▸ PROBLEM DETAILS
Locate every line in the records below that contains the word "title", and copy each one.

▸ DATA ENTRIES
* * * * *

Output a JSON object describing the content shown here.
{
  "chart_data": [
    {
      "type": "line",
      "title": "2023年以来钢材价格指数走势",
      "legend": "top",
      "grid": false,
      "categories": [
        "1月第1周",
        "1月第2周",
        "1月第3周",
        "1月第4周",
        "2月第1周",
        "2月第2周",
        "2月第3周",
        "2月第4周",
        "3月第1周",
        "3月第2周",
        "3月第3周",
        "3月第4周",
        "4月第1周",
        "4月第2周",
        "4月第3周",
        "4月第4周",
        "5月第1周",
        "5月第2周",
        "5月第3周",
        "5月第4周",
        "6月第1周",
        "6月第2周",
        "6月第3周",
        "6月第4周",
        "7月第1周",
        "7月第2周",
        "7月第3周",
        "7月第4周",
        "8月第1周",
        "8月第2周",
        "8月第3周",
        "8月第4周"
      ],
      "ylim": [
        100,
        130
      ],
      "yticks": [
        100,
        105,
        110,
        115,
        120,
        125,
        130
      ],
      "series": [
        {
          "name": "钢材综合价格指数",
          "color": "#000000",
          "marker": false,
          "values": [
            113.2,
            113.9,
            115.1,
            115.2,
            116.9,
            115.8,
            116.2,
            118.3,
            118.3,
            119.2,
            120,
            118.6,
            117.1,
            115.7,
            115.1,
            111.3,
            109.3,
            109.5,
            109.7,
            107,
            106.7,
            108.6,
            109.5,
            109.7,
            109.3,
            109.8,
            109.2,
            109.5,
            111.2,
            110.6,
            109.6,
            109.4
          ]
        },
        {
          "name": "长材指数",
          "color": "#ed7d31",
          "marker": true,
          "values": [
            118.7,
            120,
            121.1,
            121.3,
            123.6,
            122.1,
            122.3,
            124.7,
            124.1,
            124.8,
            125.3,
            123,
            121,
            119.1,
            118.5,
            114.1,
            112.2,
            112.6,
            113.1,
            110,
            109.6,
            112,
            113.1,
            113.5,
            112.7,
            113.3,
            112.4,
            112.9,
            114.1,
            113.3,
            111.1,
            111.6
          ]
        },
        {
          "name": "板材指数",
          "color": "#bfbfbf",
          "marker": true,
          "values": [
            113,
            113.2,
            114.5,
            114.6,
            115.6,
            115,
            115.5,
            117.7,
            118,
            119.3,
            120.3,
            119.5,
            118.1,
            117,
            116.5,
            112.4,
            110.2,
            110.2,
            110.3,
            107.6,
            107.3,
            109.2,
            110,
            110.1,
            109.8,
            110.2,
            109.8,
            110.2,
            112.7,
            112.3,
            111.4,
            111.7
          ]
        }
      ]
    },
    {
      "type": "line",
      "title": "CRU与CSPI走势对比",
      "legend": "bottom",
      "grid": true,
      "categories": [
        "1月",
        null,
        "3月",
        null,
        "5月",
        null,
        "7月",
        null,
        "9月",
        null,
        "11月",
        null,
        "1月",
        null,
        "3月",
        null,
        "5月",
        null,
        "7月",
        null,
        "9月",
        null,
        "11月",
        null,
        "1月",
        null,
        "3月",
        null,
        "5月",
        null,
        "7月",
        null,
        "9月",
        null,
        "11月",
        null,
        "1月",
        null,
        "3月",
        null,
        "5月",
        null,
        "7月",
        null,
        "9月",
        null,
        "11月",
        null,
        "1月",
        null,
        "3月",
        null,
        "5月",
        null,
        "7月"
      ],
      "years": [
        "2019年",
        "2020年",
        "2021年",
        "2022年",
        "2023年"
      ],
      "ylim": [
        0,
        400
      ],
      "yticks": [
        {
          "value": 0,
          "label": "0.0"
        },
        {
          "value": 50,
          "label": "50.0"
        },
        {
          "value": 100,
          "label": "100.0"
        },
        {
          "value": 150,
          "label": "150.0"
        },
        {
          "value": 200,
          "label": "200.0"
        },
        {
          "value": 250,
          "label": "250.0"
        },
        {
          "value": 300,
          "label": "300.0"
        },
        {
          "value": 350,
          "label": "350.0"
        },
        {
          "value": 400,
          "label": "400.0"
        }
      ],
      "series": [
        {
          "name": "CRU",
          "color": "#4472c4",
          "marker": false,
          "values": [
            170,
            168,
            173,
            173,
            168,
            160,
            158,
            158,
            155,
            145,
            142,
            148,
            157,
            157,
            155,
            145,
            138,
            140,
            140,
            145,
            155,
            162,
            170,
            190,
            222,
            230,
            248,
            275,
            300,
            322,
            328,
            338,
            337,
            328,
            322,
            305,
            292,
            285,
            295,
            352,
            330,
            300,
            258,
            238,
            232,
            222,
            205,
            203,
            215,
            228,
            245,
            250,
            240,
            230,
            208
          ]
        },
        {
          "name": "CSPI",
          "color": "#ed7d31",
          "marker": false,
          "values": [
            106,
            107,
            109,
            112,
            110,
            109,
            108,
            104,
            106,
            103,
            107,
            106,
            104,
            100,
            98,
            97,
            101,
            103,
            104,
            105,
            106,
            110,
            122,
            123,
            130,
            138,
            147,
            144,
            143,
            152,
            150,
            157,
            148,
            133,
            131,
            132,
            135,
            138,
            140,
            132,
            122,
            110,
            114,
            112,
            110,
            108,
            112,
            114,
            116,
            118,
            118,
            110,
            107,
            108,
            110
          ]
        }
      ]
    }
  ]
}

* * * * *

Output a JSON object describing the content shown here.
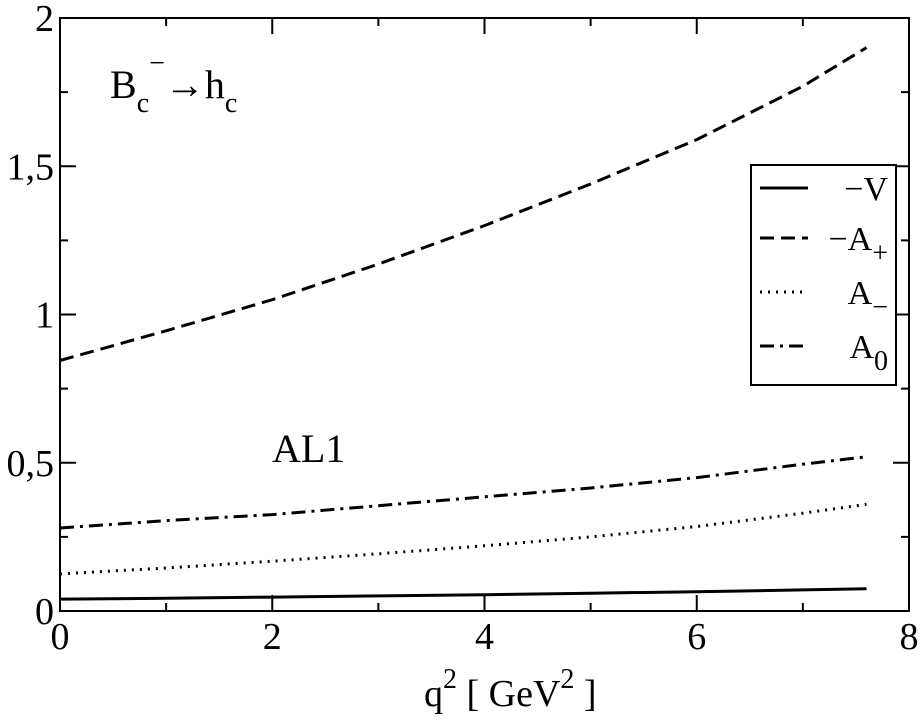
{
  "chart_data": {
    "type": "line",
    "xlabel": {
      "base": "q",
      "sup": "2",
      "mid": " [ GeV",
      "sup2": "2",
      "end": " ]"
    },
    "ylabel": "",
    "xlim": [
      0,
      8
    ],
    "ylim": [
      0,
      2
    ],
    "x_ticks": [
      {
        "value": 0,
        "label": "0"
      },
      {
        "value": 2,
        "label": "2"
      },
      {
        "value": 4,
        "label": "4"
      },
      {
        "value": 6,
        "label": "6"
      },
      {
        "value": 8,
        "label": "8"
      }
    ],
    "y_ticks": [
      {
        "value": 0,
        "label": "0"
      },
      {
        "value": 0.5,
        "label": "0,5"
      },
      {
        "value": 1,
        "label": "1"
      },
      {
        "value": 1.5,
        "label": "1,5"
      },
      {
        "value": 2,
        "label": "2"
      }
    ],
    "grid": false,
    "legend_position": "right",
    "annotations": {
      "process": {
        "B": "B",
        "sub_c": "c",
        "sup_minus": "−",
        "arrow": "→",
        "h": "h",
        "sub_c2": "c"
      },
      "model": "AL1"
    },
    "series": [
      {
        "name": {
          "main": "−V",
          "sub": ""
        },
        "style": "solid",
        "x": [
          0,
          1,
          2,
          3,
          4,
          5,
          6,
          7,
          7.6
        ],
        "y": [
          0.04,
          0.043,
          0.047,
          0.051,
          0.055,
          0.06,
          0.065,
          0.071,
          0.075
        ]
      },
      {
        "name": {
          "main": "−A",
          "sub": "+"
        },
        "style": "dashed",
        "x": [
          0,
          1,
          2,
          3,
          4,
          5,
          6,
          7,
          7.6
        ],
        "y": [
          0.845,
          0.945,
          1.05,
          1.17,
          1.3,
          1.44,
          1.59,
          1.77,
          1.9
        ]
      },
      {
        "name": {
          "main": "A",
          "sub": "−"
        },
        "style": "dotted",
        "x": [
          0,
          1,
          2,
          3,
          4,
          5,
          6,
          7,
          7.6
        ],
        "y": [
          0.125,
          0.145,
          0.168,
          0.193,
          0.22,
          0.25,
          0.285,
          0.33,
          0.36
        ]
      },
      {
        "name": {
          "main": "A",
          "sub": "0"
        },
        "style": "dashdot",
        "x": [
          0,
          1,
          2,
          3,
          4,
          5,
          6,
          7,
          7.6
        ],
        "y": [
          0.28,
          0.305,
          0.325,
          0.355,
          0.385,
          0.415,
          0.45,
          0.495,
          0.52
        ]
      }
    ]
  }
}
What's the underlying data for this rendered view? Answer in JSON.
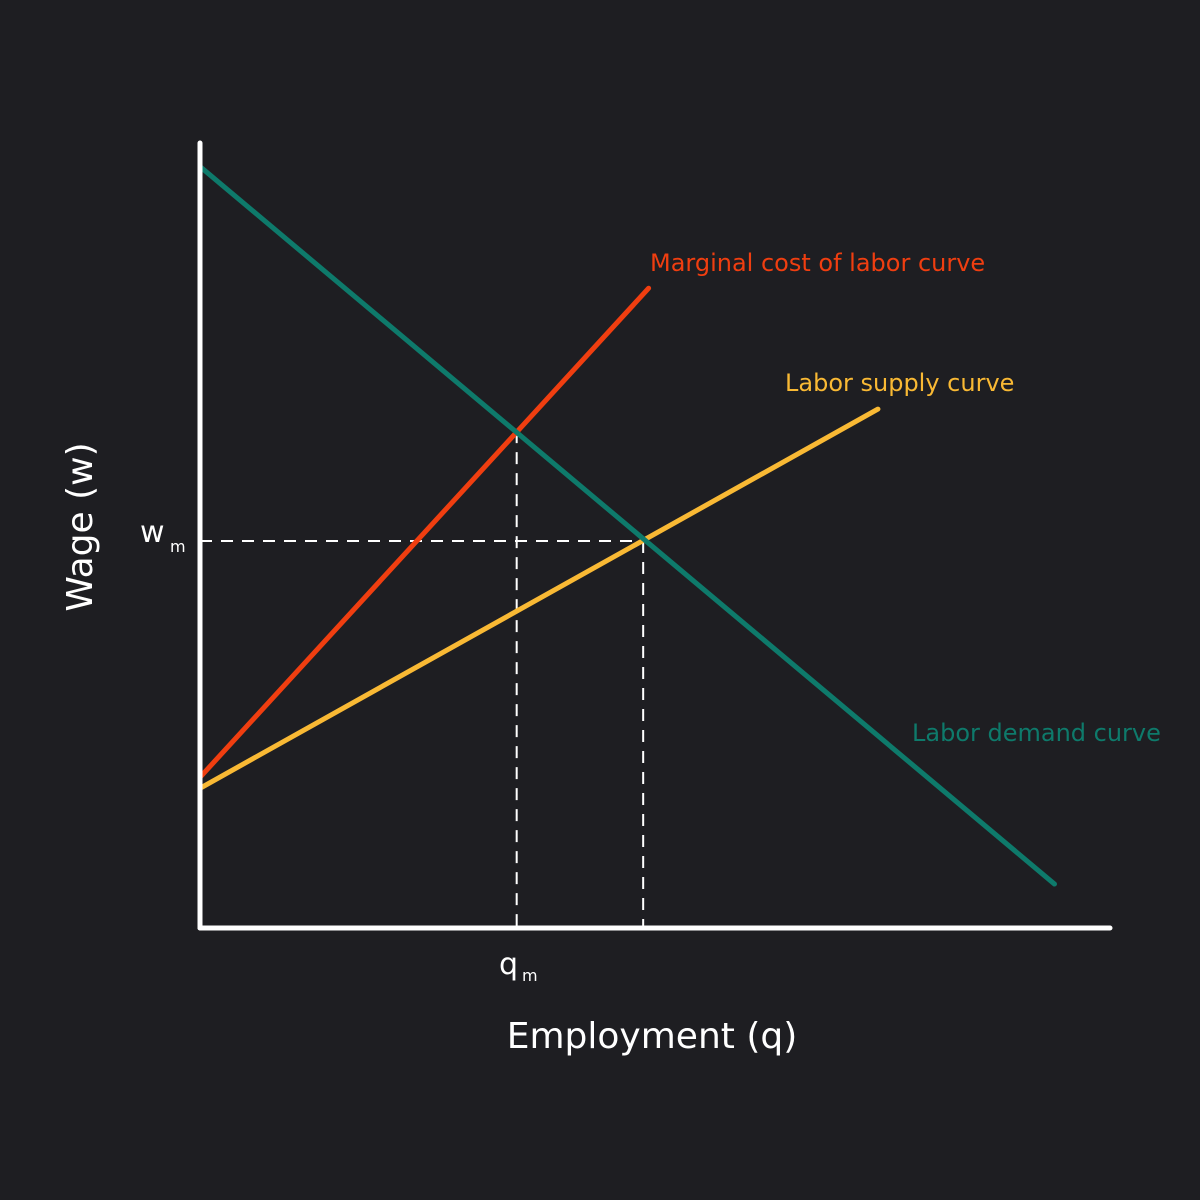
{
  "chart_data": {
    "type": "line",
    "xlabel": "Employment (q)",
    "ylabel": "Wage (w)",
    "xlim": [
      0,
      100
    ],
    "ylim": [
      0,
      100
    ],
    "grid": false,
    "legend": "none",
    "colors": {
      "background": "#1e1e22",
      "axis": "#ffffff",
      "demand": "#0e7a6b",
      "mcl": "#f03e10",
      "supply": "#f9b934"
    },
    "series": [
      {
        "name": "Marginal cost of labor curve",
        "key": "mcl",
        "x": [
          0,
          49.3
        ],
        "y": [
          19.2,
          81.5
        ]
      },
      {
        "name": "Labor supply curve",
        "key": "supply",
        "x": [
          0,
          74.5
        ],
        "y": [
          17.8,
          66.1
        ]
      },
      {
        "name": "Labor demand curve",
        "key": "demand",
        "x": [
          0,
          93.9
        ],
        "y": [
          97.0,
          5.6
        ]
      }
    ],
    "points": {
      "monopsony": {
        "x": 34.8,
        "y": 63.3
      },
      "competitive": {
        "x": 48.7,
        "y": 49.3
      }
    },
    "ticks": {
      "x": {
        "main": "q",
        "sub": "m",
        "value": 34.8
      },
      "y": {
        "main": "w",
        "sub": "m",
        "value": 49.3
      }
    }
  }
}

* * * * *

▸ RESULT BELOW
      "title": "2023年以来钢材价格指数走势",
      "title": "CRU与CSPI走势对比",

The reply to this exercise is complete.